WHAT IS ASKED: Where a line contains the word "JSON", copy that line in full.

[Structured figure records]
-- start --

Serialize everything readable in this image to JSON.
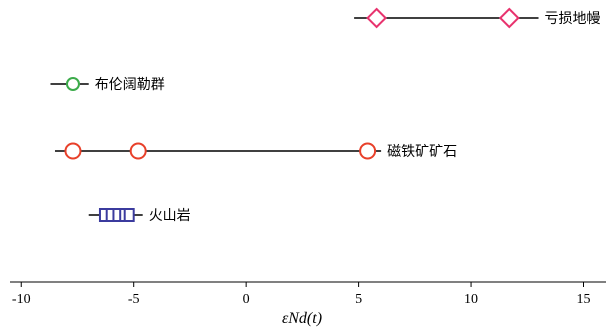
{
  "chart_data": {
    "type": "scatter",
    "title": "",
    "xlabel": "εNd(t)",
    "ylabel": "",
    "xlim": [
      -10.5,
      16
    ],
    "xticks": [
      -10,
      -5,
      0,
      5,
      10,
      15
    ],
    "grid": false,
    "series": [
      {
        "name": "亏损地幔",
        "marker": "diamond",
        "color": "#e8336e",
        "range": [
          4.8,
          13.0
        ],
        "points": [
          5.8,
          11.7
        ]
      },
      {
        "name": "布伦阔勒群",
        "marker": "circle",
        "color": "#3cab4a",
        "range": [
          -8.7,
          -7.0
        ],
        "points": [
          -7.7
        ]
      },
      {
        "name": "磁铁矿矿石",
        "marker": "circle",
        "color": "#e8402a",
        "range": [
          -8.5,
          6.0
        ],
        "points": [
          -7.7,
          -4.8,
          5.4
        ]
      },
      {
        "name": "火山岩",
        "marker": "square",
        "color": "#3b3b9e",
        "range": [
          -7.0,
          -4.6
        ],
        "points": [
          -6.3,
          -6.0,
          -5.7,
          -5.4,
          -5.2
        ]
      }
    ]
  }
}
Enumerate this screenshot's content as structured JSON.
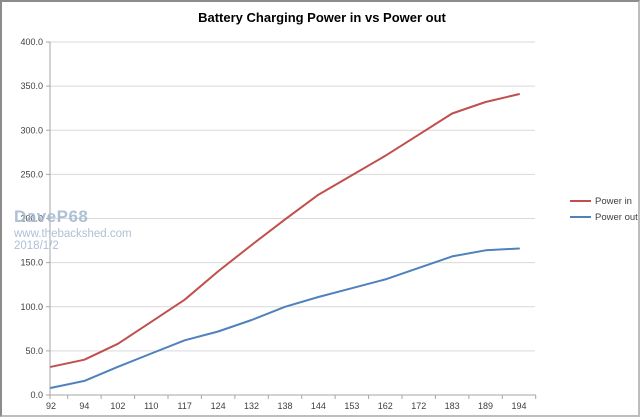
{
  "title": "Battery Charging Power in vs Power out",
  "watermark": {
    "line1": "DaveP68",
    "line2": "www.thebackshed.com",
    "line3": "2018/1/2"
  },
  "chart_data": {
    "type": "line",
    "title": "Battery Charging Power in vs Power out",
    "xlabel": "",
    "ylabel": "",
    "categories": [
      "92",
      "94",
      "102",
      "110",
      "117",
      "124",
      "132",
      "138",
      "144",
      "153",
      "162",
      "172",
      "183",
      "189",
      "194"
    ],
    "series": [
      {
        "name": "Power in",
        "color": "#c0504d",
        "values": [
          32,
          40,
          58,
          83,
          108,
          140,
          170,
          199,
          227,
          249,
          271,
          295,
          319,
          332,
          341
        ]
      },
      {
        "name": "Power out",
        "color": "#4f81bd",
        "values": [
          8,
          16,
          32,
          47,
          62,
          72,
          85,
          100,
          111,
          121,
          131,
          144,
          157,
          164,
          166
        ]
      }
    ],
    "ylim": [
      0,
      400
    ],
    "ytick_step": 50,
    "ytick_labels": [
      "400.0",
      "350.0",
      "300.0",
      "250.0",
      "200.0",
      "150.0",
      "100.0",
      "50.0",
      "0.0"
    ],
    "grid": true,
    "legend_position": "right"
  },
  "colors": {
    "grid": "#d9d9d9",
    "axis": "#a6a6a6",
    "tick_label": "#3f3f3f",
    "watermark": "#a4b9d0",
    "power_in": "#c0504d",
    "power_out": "#4f81bd"
  }
}
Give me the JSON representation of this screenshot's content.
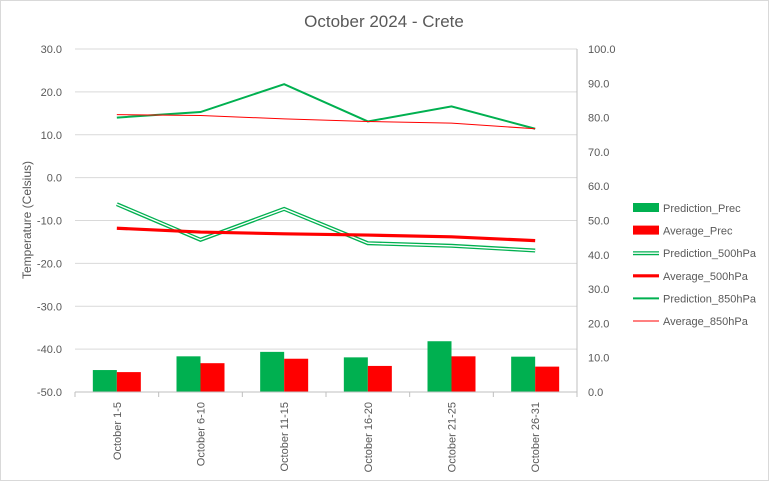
{
  "chart_data": {
    "type": "bar",
    "title": "October 2024 - Crete",
    "ylabel": "Temperature (Celsius)",
    "y2label": "",
    "categories": [
      "October 1-5",
      "October 6-10",
      "October 11-15",
      "October 16-20",
      "October 21-25",
      "October 26-31"
    ],
    "ylim": [
      -50,
      30
    ],
    "y_ticks": [
      "-50.0",
      "-40.0",
      "-30.0",
      "-20.0",
      "-10.0",
      "0.0",
      "10.0",
      "20.0",
      "30.0"
    ],
    "y2lim": [
      0,
      100
    ],
    "y2_ticks": [
      "0.0",
      "10.0",
      "20.0",
      "30.0",
      "40.0",
      "50.0",
      "60.0",
      "70.0",
      "80.0",
      "90.0",
      "100.0"
    ],
    "grid": true,
    "legend_position": "right",
    "colors": {
      "green": "#00b050",
      "red": "#ff0000"
    },
    "series": [
      {
        "name": "Prediction_Prec",
        "kind": "bar",
        "axis": "right",
        "color": "#00b050",
        "values": [
          6.4,
          10.4,
          11.7,
          10.1,
          14.8,
          10.3
        ]
      },
      {
        "name": "Average_Prec",
        "kind": "bar",
        "axis": "right",
        "color": "#ff0000",
        "values": [
          5.8,
          8.4,
          9.7,
          7.6,
          10.4,
          7.4
        ]
      },
      {
        "name": "Prediction_500hPa",
        "kind": "line-double",
        "axis": "left",
        "color": "#00b050",
        "values": [
          -6.2,
          -14.5,
          -7.3,
          -15.3,
          -15.9,
          -17.0
        ]
      },
      {
        "name": "Average_500hPa",
        "kind": "line-thick",
        "axis": "left",
        "color": "#ff0000",
        "values": [
          -11.8,
          -12.7,
          -13.1,
          -13.4,
          -13.8,
          -14.7
        ]
      },
      {
        "name": "Prediction_850hPa",
        "kind": "line",
        "axis": "left",
        "color": "#00b050",
        "values": [
          14.0,
          15.3,
          21.8,
          13.1,
          16.6,
          11.4
        ]
      },
      {
        "name": "Average_850hPa",
        "kind": "line-thin",
        "axis": "left",
        "color": "#ff0000",
        "values": [
          14.7,
          14.5,
          13.7,
          13.1,
          12.7,
          11.4
        ]
      }
    ]
  }
}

-- end --

REPLY TO THE TASK:
Serialize everything readable in this image to JSON.
Enumerate this screenshot's content as structured JSON.
Give me the JSON representation of this screenshot's content.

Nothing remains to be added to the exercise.